- [Exercise task] From the listing, collect all lines containing the word "sufficiency".

[Dataset rows about figures]
-=-=-=-=-

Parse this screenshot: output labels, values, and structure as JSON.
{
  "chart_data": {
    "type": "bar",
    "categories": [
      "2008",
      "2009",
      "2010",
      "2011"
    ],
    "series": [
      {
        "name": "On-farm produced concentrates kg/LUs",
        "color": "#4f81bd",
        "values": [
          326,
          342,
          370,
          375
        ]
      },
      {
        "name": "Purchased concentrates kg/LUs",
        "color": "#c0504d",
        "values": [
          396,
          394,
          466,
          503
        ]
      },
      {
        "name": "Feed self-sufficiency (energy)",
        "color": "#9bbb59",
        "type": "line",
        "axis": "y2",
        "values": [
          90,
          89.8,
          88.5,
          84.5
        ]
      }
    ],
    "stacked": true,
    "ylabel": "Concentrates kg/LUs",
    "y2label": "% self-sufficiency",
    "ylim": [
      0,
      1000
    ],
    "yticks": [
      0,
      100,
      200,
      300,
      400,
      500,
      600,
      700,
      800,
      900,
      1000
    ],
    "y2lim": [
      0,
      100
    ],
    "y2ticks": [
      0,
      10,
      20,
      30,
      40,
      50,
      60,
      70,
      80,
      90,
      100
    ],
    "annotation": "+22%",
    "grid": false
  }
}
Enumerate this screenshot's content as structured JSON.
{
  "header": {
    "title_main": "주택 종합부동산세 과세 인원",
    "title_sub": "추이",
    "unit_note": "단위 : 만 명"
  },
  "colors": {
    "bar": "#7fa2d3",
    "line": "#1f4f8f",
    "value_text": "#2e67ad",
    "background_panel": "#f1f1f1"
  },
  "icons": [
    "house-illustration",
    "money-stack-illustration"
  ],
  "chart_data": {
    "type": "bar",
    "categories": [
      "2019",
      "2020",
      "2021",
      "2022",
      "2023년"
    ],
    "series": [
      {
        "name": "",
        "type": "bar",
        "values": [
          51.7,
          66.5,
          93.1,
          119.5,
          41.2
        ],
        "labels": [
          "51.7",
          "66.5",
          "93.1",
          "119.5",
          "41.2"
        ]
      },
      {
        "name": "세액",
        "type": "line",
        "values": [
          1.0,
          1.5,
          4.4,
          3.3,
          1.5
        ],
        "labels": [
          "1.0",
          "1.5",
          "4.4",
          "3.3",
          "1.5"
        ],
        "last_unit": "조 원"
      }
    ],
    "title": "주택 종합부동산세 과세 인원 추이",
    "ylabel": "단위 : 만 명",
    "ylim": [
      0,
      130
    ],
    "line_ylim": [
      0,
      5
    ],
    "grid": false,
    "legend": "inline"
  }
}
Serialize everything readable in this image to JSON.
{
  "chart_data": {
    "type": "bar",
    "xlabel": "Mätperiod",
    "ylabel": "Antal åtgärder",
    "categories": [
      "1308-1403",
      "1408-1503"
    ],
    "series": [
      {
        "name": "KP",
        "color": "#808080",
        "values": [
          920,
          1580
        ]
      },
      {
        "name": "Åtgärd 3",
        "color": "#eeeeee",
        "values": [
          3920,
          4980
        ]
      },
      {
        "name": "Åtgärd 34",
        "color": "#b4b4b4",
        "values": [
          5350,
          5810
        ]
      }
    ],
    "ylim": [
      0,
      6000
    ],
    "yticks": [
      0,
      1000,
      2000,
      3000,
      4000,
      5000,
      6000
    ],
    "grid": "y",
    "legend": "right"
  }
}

-=-=-=-=-

- [The output]
        "name": "Feed self-sufficiency (energy)",
    "y2label": "% self-sufficiency",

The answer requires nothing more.